▸ Exercices et consignes:
1. Relevez toutes les dates mentionnées dans l'extrait sur le célibat sacerdotal.
2. Poursuivez l'extrait sur le célibat sacerdotal au-delà de sa dernière phrase.

▸ Extrait de page:

Vient de se produire, dans la Rome du pape François, un événement semblable à celui qu’avait représenté la déclaration de quatre cardinaux, en septembre 2016, interrogeant le Pape sur les ambiguïtés morales de son exhortation Amoris lætitia. Cette fois, un livre, Des profondeurs de nos cœurs, à paraître aux éditions Fayard le 15 janvier, cosigné par le pape émérite et par son ami le cardinal Sarah, Préfet de la Congrégation pour le Culte divin, dont des extraits ont été publiés et commentés dans le Figaro du 13 janvier par Jean-Marie Guénois, demande très respectueusement au Pape de ne pas introduire une brèche dans la règle du célibat sacerdotal. Ce qui pourrait en effet advenir dans l’exhortation qu’il doit bientôt faire paraître, en suite de l’assemblée du Synode sur l’Amazonie, en autorisant l’ordination sacerdotale de diacres mariés.
Pape contre Pape ?

Données sources:
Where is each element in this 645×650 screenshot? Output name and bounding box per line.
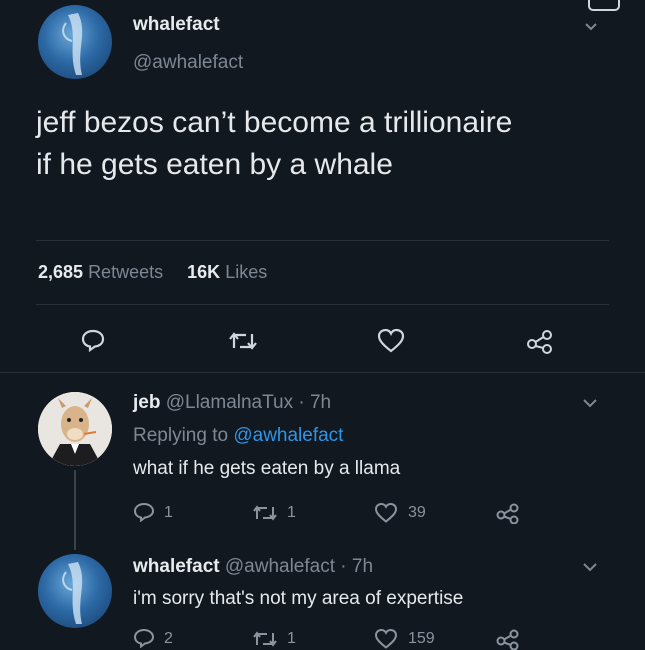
avatar[interactable]: [38, 5, 112, 79]
retweets-label[interactable]: Retweets: [88, 262, 163, 282]
replying-to-handle[interactable]: @awhalefact: [233, 425, 343, 446]
reply-display-name[interactable]: jeb: [133, 392, 160, 413]
likes-count[interactable]: 16K: [187, 262, 220, 282]
reply-icon[interactable]: [133, 502, 155, 522]
tweet-stats: 2,685 Retweets 16K Likes: [38, 262, 267, 283]
reply-count: 1: [164, 504, 173, 521]
thread-line: [74, 470, 76, 550]
reply-icon[interactable]: [80, 328, 106, 352]
retweets-count[interactable]: 2,685: [38, 262, 83, 282]
retweet-count: 1: [287, 630, 296, 647]
retweet-count: 1: [287, 504, 296, 521]
divider: [36, 304, 609, 305]
divider: [0, 372, 645, 373]
share-icon[interactable]: [496, 502, 520, 524]
handle[interactable]: @awhalefact: [133, 52, 243, 74]
tweet-text-line-2: if he gets eaten by a whale: [36, 148, 393, 181]
display-name[interactable]: whalefact: [133, 14, 220, 36]
reply-handle-time[interactable]: @awhalefact · 7h: [225, 556, 373, 577]
reply-text: what if he gets eaten by a llama: [133, 458, 401, 479]
chevron-down-icon[interactable]: [584, 22, 598, 32]
reply-count: 2: [164, 630, 173, 647]
corner-menu-icon[interactable]: [586, 0, 622, 14]
reply-handle-time[interactable]: @LlamalnaTux · 7h: [166, 392, 331, 413]
chevron-down-icon[interactable]: [582, 562, 598, 572]
share-icon[interactable]: [496, 628, 520, 650]
replying-to-prefix: Replying to: [133, 425, 229, 446]
share-icon[interactable]: [526, 328, 554, 354]
reply-avatar-whalefact[interactable]: [38, 554, 112, 628]
replying-to: Replying to @awhalefact: [133, 425, 343, 447]
like-count: 159: [408, 630, 435, 647]
reply-header: whalefact @awhalefact · 7h: [133, 556, 373, 578]
likes-label[interactable]: Likes: [225, 262, 267, 282]
reply-header: jeb @LlamalnaTux · 7h: [133, 392, 331, 414]
tweet-text-line-1: jeff bezos can’t become a trillionaire: [36, 106, 513, 139]
retweet-icon[interactable]: [252, 629, 278, 649]
like-icon[interactable]: [377, 328, 405, 354]
reply-display-name[interactable]: whalefact: [133, 556, 220, 577]
reply-icon[interactable]: [133, 628, 155, 648]
reply-avatar-jeb[interactable]: [38, 392, 112, 466]
retweet-icon[interactable]: [228, 330, 258, 352]
like-icon[interactable]: [374, 502, 398, 524]
divider: [36, 240, 609, 241]
chevron-down-icon[interactable]: [582, 398, 598, 408]
like-count: 39: [408, 504, 426, 521]
reply-text: i'm sorry that's not my area of expertis…: [133, 588, 464, 609]
retweet-icon[interactable]: [252, 503, 278, 523]
like-icon[interactable]: [374, 628, 398, 650]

▸ Résultats de l'exercice:
1. septembre 2016 ; 15 janvier ; 13 janvier

2.
Cette publication est de facto un acte à portée institutionnelle, ce qu’ont immédiatement compris tous les commentateurs progressistes catholiques ou extérieurs. On ne peut, au passage, qu’apprécier la dextérité « politique » du maître d’œuvre, Nicolas Diat, qui a préfacé et organisé l’ouvrage : celui-ci vient exactement à point nommé dans le calendrier et, rassemblant des textes déjà rédigés par le pape émérite, ceux-ci font que la requête du cardinal Sarah (« Je supplie humblement le Pape François de nous protéger définitivement d’une telle éventualité en mettant son veto à tout affaiblissement de la loi du célibat sacerdotal, même limité à l’une ou l’autre région »), devient d’abord une demande de Benoît XVI. Avec une faiblesse cependant dans cette démarche qui tient, plus qu’aux précautions oratoires (la distinction artificielle entre le « Synode médiatique » et le « Synode réel »), au fait que le livre ne vise pas expressément la parade qu’a déjà préparée François (il ne permettra pas l’ordination d’hommes mariés mais celle de diacres mariés).
Or, Benoît XVI avait solennellement déclaré, lors de sa renonciation en 2013, qu’il « n’interviendrait pas » sur le pontificat de son successeur. Et cependant, il s’était retiré au sein même de l’État du Vatican, conservant la soutane blanche des papes et s’accordant le titre de « pape émérite » que l’on traite de « Sainteté », ce qui pouvait rendre le silence difficile à tenir.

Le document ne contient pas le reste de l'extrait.